§ **WHAT TO WORK ON**
Extract every line of the items below and reproduce each one unchanged.

§ **DATA FOR THE TASK**
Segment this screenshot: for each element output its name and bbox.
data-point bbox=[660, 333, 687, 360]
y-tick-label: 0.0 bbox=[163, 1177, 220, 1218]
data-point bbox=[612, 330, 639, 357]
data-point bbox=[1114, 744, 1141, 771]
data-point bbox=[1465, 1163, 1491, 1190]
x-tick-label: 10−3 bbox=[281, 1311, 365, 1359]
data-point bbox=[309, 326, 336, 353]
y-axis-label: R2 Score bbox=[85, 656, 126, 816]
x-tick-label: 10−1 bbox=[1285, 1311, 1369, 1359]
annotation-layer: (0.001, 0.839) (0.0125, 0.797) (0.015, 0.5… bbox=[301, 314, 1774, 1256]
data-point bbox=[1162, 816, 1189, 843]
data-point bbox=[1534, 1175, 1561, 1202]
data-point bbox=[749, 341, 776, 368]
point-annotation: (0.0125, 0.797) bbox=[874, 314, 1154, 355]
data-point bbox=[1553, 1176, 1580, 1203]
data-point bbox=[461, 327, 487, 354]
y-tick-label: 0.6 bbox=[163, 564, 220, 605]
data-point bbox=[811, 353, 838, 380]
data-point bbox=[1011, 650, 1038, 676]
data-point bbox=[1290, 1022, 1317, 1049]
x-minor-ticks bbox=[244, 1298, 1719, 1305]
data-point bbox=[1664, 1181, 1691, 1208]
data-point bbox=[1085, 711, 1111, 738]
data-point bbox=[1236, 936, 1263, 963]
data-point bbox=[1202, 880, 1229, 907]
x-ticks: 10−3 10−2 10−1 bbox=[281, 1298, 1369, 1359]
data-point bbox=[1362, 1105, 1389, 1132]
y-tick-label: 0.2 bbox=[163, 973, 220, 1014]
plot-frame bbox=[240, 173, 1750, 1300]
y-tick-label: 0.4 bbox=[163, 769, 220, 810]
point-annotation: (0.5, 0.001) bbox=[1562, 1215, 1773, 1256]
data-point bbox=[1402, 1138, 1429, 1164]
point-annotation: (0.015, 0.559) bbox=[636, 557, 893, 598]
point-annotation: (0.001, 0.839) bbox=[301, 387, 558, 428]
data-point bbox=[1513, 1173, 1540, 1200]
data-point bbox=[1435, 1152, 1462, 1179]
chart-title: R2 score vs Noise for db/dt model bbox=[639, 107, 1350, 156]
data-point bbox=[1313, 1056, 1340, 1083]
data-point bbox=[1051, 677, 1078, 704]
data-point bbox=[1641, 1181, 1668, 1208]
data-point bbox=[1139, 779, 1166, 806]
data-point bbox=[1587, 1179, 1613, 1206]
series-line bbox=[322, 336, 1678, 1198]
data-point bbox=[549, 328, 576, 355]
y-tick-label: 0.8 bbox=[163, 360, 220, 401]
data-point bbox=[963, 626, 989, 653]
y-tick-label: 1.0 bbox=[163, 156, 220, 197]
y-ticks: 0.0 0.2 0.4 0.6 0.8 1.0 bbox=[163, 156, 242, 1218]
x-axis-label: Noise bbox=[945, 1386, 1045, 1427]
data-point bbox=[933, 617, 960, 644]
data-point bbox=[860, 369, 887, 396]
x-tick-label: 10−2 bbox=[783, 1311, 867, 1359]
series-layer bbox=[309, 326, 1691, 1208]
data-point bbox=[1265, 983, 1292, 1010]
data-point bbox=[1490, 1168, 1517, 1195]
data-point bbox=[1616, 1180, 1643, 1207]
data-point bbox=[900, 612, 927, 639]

§ **WRITTEN RESPONSE**
Segment this screenshot: for each element output its name and bbox.
data-point bbox=[660, 333, 687, 360]
y-tick-label: 0.0 bbox=[163, 1177, 220, 1218]
data-point bbox=[612, 330, 639, 357]
data-point bbox=[1114, 744, 1141, 771]
data-point bbox=[1465, 1163, 1491, 1190]
x-tick-label: 10−3 bbox=[281, 1311, 365, 1359]
data-point bbox=[309, 326, 336, 353]
y-axis-label: R2 Score bbox=[85, 656, 126, 816]
x-tick-label: 10−1 bbox=[1285, 1311, 1369, 1359]
annotation-layer: (0.001, 0.839) (0.0125, 0.797) (0.015, 0.5… bbox=[301, 314, 1774, 1256]
data-point bbox=[1162, 816, 1189, 843]
data-point bbox=[1534, 1175, 1561, 1202]
data-point bbox=[749, 341, 776, 368]
point-annotation: (0.0125, 0.797) bbox=[874, 314, 1154, 355]
data-point bbox=[1553, 1176, 1580, 1203]
data-point bbox=[461, 327, 487, 354]
y-tick-label: 0.6 bbox=[163, 564, 220, 605]
data-point bbox=[811, 353, 838, 380]
data-point bbox=[1011, 650, 1038, 676]
data-point bbox=[1290, 1022, 1317, 1049]
x-minor-ticks bbox=[244, 1298, 1719, 1305]
data-point bbox=[1664, 1181, 1691, 1208]
data-point bbox=[1085, 711, 1111, 738]
data-point bbox=[1236, 936, 1263, 963]
data-point bbox=[1202, 880, 1229, 907]
x-ticks: 10−3 10−2 10−1 bbox=[281, 1298, 1369, 1359]
data-point bbox=[1362, 1105, 1389, 1132]
y-tick-label: 0.2 bbox=[163, 973, 220, 1014]
plot-frame bbox=[240, 173, 1750, 1300]
y-tick-label: 0.4 bbox=[163, 769, 220, 810]
point-annotation: (0.5, 0.001) bbox=[1562, 1215, 1773, 1256]
data-point bbox=[1402, 1138, 1429, 1164]
point-annotation: (0.015, 0.559) bbox=[636, 557, 893, 598]
point-annotation: (0.001, 0.839) bbox=[301, 387, 558, 428]
data-point bbox=[1513, 1173, 1540, 1200]
data-point bbox=[1435, 1152, 1462, 1179]
chart-title: R2 score vs Noise for db/dt model bbox=[639, 107, 1350, 156]
data-point bbox=[1313, 1056, 1340, 1083]
data-point bbox=[1051, 677, 1078, 704]
data-point bbox=[1641, 1181, 1668, 1208]
data-point bbox=[1139, 779, 1166, 806]
data-point bbox=[1587, 1179, 1613, 1206]
series-line bbox=[322, 336, 1678, 1198]
data-point bbox=[549, 328, 576, 355]
y-tick-label: 0.8 bbox=[163, 360, 220, 401]
data-point bbox=[963, 626, 989, 653]
y-tick-label: 1.0 bbox=[163, 156, 220, 197]
y-ticks: 0.0 0.2 0.4 0.6 0.8 1.0 bbox=[163, 156, 242, 1218]
x-axis-label: Noise bbox=[945, 1386, 1045, 1427]
data-point bbox=[933, 617, 960, 644]
data-point bbox=[860, 369, 887, 396]
x-tick-label: 10−2 bbox=[783, 1311, 867, 1359]
series-layer bbox=[309, 326, 1691, 1208]
data-point bbox=[1265, 983, 1292, 1010]
data-point bbox=[1490, 1168, 1517, 1195]
data-point bbox=[1616, 1180, 1643, 1207]
data-point bbox=[900, 612, 927, 639]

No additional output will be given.